Courses / Learning AWS Serverless / Part 2: CloudWatch / Backgrounders

Working with CloudWatch Data

This lesson references the scripts in the aws-connectedcar-common repository. If you're new to this course, see the introduction for information about setting up your workstation and getting the sample code.

The previous lesson outlined how CloudWatch is built on three core services. Let’s now dig a little deeper into how you can work with these core services, showing how each works to solve a specific observability problem.

Using CloudWatch Logs

CloudWatch logs are generally the first place you look when debugging a problem in your solution. For the sample code in this course there will be log entries for each of the three APIs, and also for each of the deployed Lambdas. Let’s start by looking at some sample API Gateway logs for the Admin API:

First of all, note the data hierarchy for the logs. At the top of the hierarchy you have log groups, which are persistent resources with names that relate to the services that are the source for the logs. For API Gateway, unfortunately, these names incorporate the generated API ID rather than the friendlier, user-defined resource names. Within log groups there are a series of transient, sharded log streams, and within these log streams, there are individual log entries.

^^^^

**WORK TO BE COMPLETED**
From the CloudWatch lesson, quote word for word the passage starting with "Courses / Learning" and going on through "specific observability problem.".

**EXTRACTED DATA**
^^^^

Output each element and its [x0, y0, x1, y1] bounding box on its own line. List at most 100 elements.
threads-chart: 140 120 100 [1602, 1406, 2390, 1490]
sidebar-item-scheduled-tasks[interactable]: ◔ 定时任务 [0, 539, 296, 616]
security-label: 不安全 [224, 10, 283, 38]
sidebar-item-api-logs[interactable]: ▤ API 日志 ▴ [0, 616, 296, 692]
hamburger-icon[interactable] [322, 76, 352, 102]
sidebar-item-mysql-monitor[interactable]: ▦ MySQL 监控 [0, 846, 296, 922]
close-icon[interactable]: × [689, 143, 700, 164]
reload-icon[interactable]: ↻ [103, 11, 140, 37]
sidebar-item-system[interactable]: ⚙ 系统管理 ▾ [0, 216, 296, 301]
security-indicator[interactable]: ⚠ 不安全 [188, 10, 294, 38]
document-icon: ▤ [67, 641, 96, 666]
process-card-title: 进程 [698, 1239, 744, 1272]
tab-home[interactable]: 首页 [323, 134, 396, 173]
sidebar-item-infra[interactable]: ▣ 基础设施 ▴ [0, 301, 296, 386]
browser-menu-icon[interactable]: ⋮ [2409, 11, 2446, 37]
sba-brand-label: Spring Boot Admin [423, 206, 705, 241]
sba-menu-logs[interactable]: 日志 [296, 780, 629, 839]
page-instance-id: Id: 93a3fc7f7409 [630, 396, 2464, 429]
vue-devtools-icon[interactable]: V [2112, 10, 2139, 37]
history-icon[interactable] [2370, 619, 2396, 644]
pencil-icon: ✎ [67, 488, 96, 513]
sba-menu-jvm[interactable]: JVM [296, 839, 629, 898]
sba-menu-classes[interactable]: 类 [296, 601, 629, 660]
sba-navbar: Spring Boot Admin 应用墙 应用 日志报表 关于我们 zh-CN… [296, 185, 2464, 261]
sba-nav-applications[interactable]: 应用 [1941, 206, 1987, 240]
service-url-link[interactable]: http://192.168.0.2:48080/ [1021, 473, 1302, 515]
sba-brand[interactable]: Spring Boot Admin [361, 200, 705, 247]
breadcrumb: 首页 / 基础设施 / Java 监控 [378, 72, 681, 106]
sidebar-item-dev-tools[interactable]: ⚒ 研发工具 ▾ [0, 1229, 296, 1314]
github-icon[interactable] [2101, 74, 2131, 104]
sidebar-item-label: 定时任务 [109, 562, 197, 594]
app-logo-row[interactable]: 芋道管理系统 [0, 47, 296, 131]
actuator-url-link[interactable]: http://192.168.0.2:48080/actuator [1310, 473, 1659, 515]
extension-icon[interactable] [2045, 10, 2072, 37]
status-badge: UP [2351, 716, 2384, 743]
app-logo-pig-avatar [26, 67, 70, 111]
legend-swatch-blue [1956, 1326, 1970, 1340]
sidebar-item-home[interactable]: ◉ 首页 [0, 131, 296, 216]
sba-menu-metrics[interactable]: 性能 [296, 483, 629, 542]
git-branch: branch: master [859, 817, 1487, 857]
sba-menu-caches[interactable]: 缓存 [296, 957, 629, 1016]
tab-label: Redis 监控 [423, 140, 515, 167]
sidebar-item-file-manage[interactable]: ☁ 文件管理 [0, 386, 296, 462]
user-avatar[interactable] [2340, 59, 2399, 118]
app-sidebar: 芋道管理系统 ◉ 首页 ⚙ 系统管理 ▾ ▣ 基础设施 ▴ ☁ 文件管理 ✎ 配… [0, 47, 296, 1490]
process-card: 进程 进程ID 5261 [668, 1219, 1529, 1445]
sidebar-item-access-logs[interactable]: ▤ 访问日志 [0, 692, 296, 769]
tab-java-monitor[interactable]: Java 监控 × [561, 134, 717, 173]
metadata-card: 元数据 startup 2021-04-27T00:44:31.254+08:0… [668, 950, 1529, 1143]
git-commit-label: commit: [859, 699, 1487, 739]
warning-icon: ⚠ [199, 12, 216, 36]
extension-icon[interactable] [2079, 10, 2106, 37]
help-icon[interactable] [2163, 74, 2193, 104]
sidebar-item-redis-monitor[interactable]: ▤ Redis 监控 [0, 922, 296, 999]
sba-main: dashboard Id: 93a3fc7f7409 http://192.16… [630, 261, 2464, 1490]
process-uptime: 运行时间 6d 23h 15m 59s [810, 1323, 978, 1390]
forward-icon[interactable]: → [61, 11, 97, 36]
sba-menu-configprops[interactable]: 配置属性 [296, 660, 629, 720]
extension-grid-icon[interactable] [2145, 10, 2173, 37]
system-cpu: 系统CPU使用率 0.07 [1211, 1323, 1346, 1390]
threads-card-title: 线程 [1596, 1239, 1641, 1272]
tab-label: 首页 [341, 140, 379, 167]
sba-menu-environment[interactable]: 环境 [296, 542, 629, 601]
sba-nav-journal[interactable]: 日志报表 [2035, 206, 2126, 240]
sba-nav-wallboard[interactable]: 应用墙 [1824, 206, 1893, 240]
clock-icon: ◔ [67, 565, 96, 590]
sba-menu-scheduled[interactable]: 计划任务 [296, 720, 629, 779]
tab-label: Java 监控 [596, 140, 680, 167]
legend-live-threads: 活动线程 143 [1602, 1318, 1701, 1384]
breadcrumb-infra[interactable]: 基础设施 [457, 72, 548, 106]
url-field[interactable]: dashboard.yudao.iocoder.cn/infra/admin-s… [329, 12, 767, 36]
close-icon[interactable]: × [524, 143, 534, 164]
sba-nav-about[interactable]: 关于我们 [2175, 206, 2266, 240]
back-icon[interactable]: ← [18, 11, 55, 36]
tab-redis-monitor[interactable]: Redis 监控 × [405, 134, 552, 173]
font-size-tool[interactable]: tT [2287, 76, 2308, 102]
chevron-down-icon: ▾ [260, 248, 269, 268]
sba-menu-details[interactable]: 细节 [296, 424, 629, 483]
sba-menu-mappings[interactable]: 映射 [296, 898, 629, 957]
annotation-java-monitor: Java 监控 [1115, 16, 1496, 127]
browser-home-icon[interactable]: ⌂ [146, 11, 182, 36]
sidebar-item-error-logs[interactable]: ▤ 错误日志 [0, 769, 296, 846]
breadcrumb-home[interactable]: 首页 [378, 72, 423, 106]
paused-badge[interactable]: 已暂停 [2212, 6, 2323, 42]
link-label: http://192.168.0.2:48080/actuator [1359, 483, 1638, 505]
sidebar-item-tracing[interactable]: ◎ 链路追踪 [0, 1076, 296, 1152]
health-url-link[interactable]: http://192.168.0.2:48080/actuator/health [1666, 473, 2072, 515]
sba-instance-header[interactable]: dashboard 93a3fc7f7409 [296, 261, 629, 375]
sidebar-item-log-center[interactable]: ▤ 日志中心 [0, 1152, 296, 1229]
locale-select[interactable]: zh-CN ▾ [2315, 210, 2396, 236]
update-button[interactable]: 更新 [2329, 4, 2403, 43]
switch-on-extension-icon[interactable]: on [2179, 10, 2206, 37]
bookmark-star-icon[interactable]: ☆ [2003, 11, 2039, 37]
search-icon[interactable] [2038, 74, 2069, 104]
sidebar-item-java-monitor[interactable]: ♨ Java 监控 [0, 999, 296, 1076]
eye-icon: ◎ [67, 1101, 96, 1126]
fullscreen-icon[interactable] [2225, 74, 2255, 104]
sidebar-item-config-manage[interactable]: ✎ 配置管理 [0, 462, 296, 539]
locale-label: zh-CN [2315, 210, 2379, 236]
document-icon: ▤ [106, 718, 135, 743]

^^^^

**WRITTEN SOLUTION**
Courses / Learning AWS Serverless / Part 2: CloudWatch / Backgrounders

Working with CloudWatch Data

This lesson references the scripts in the aws-connectedcar-common repository. If you're new to this course, see the introduction for information about setting up your workstation and getting the sample code.

The previous lesson outlined how CloudWatch is built on three core services. Let’s now dig a little deeper into how you can work with these core services, showing how each works to solve a specific observability problem.